(Aim of the exercise): Gather each line of the records where "items" appears.

+-------+

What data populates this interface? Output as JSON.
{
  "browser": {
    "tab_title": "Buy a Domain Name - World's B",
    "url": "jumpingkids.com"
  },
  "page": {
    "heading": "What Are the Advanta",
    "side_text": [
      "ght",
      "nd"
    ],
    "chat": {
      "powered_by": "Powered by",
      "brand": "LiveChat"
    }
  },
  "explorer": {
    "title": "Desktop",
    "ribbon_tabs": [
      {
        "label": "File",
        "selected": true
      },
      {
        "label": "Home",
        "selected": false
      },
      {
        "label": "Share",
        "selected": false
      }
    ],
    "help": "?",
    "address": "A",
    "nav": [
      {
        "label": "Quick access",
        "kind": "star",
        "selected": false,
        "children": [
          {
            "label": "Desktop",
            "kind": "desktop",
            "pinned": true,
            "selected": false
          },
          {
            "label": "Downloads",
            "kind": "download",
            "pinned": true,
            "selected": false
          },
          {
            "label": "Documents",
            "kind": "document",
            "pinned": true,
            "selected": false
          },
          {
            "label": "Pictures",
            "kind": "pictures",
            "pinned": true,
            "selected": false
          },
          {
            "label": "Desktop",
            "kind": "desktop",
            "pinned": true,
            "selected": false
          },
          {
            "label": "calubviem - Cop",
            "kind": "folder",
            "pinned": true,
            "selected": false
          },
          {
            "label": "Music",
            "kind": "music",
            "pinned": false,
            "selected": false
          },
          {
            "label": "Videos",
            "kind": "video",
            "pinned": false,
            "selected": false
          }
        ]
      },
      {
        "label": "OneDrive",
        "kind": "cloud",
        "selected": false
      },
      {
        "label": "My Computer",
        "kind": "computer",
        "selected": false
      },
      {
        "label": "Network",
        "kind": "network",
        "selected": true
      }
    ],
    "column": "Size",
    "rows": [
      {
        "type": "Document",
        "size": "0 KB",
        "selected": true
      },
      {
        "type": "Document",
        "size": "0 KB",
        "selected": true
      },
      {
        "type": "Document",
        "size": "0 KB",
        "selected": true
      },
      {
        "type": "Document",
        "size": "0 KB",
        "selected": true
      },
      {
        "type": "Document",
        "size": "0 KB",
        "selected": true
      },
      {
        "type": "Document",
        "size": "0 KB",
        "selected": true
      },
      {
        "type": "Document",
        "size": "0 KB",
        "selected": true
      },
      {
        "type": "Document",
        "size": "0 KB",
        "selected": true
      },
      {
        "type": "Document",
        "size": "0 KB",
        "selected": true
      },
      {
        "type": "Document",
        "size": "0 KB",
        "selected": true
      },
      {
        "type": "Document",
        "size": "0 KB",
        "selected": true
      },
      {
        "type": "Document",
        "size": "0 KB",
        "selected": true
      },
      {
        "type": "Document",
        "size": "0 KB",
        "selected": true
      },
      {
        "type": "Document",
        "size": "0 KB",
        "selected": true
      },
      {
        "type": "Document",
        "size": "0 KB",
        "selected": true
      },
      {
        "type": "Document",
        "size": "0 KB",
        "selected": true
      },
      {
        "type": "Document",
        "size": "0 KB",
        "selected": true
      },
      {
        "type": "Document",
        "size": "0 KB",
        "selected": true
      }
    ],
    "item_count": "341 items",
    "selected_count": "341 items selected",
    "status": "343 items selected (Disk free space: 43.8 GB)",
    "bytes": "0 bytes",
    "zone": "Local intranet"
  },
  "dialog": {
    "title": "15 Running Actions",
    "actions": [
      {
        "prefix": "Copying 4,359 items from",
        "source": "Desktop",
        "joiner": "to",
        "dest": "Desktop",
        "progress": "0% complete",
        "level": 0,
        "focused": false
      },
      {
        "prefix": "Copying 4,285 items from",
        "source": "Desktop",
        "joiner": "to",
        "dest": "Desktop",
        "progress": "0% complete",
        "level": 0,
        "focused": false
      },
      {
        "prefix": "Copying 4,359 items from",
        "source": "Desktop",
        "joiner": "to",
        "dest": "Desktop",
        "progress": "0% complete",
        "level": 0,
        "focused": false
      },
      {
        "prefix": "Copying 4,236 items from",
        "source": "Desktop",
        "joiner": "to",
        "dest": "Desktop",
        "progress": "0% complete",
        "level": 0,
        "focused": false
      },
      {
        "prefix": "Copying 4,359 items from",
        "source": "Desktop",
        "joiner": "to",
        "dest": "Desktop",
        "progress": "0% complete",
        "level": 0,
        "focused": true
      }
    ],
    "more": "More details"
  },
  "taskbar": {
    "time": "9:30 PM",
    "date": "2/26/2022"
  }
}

+-------+

(Solution):
    "item_count": "341 items",
    "selected_count": "341 items selected",
    "status": "343 items selected (Disk free space: 43.8 GB)",
        "prefix": "Copying 4,359 items from",
        "prefix": "Copying 4,285 items from",
        "prefix": "Copying 4,359 items from",
        "prefix": "Copying 4,236 items from",
        "prefix": "Copying 4,359 items from",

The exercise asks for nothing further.